# Required task:
Of the lines in the entries, how many hold the word "subtitle"? Give that number alone.

# Material supplied:
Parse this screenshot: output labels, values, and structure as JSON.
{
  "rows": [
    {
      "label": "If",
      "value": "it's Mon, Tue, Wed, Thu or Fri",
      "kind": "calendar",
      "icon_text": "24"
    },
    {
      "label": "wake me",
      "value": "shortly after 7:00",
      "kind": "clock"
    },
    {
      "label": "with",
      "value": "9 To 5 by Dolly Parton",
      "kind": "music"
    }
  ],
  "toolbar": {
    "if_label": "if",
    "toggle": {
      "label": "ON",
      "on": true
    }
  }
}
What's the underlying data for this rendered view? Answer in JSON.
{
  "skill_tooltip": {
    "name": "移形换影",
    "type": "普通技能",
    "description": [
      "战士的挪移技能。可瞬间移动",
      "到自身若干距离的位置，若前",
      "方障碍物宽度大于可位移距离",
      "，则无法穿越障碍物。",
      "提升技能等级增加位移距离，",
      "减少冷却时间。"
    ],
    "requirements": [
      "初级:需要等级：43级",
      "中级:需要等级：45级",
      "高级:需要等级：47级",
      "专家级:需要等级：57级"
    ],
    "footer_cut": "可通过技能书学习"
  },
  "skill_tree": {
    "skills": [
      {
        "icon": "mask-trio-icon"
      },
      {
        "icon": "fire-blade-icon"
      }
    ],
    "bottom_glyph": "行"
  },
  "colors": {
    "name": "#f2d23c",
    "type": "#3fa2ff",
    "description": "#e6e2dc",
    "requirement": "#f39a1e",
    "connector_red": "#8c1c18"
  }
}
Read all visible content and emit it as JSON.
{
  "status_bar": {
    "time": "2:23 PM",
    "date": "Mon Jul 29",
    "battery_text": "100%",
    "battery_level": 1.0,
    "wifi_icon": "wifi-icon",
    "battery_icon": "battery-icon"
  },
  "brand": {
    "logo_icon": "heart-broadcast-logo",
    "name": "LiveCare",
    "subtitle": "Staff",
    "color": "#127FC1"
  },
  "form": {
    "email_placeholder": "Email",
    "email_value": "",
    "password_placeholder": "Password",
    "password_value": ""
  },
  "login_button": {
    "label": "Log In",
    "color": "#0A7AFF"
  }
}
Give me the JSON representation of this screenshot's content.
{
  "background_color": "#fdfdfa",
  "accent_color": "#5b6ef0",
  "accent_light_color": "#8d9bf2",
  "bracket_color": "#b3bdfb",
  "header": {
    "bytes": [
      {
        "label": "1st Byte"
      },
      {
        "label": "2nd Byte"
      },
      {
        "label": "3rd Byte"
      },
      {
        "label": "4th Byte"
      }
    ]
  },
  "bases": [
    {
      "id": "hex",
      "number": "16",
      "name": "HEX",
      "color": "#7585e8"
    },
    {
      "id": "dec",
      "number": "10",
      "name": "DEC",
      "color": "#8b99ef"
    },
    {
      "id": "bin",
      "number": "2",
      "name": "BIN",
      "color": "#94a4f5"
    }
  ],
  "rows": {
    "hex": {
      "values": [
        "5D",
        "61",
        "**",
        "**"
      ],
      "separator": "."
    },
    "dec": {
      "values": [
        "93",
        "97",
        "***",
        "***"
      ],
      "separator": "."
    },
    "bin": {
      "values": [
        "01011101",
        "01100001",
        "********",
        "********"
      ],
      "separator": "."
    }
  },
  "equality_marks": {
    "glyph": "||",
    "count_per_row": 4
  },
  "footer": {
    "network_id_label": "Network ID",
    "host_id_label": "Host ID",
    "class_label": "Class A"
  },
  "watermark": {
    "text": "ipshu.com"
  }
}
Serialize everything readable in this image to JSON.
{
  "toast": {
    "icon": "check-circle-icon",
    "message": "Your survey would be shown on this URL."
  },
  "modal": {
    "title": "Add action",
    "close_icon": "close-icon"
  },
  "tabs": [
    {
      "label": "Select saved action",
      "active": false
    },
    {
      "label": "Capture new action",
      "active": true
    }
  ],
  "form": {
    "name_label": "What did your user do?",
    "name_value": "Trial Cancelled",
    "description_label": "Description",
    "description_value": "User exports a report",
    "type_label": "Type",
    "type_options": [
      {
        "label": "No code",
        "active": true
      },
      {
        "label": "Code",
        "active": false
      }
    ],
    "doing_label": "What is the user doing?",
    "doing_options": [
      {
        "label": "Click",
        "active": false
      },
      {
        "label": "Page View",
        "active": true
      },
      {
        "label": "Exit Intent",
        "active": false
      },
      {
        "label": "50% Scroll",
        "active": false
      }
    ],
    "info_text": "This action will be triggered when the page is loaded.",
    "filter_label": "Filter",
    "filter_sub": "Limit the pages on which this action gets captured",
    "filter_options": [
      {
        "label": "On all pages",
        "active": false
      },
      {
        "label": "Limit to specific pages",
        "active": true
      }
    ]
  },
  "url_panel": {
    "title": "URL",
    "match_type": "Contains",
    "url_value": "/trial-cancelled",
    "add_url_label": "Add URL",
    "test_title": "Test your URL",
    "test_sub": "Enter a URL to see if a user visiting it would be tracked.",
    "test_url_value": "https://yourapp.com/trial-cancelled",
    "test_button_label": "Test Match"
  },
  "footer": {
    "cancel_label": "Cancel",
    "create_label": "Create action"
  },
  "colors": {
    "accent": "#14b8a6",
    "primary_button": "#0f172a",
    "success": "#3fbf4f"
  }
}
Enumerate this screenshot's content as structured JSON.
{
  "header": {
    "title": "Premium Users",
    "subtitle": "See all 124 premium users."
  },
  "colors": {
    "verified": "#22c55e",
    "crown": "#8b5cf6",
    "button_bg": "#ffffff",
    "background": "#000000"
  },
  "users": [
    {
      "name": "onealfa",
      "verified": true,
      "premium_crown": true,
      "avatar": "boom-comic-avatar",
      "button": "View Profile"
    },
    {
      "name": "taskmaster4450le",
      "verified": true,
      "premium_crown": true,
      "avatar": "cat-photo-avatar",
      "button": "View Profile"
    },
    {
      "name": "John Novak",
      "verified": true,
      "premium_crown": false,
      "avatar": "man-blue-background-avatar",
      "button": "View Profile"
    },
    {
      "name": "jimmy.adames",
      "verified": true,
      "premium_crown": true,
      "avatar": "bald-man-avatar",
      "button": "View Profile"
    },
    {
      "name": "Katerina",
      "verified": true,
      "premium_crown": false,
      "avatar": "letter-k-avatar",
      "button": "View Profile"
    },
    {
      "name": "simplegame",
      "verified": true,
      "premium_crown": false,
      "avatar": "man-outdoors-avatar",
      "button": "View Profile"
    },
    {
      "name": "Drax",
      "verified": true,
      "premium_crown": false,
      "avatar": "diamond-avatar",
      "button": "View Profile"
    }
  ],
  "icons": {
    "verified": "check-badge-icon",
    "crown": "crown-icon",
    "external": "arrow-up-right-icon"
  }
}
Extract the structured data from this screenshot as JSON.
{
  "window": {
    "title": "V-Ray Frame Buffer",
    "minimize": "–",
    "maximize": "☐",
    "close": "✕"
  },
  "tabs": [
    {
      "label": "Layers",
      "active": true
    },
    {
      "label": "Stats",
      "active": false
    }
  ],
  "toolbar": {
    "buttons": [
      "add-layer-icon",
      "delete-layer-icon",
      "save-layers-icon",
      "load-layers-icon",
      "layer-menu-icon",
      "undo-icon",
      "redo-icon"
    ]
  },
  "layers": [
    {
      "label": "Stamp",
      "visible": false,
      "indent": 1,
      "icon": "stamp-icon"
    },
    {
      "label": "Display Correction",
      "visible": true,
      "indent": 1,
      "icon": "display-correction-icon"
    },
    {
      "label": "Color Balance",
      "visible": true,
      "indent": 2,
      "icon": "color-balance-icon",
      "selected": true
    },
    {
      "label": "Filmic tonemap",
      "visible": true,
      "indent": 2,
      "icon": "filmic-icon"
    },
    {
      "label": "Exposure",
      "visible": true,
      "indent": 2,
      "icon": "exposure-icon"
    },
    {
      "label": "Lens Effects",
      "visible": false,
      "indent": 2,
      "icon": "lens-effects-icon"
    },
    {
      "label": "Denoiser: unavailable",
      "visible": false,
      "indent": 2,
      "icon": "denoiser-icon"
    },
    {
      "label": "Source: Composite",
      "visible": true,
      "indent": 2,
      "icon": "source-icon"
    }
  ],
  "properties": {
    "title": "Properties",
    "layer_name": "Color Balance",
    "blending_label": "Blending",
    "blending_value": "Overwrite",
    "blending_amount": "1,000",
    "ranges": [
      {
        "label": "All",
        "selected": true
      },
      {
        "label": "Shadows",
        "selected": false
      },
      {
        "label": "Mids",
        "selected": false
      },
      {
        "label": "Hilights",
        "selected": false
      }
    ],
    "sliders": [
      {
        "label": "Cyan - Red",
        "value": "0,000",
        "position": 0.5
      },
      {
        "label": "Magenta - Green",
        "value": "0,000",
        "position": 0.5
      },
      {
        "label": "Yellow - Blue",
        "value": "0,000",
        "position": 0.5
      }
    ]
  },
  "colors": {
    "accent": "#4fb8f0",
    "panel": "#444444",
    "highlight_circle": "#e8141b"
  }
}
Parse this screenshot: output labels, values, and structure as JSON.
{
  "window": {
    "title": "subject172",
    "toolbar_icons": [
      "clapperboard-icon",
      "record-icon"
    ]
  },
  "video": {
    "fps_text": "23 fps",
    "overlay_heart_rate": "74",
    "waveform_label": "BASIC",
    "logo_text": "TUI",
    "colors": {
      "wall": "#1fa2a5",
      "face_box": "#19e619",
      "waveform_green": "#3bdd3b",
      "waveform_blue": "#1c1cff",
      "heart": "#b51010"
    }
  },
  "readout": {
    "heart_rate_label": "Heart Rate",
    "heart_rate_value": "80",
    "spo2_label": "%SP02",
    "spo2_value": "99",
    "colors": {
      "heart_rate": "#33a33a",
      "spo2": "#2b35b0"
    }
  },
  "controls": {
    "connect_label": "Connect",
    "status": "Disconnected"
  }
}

# Solved problem:
2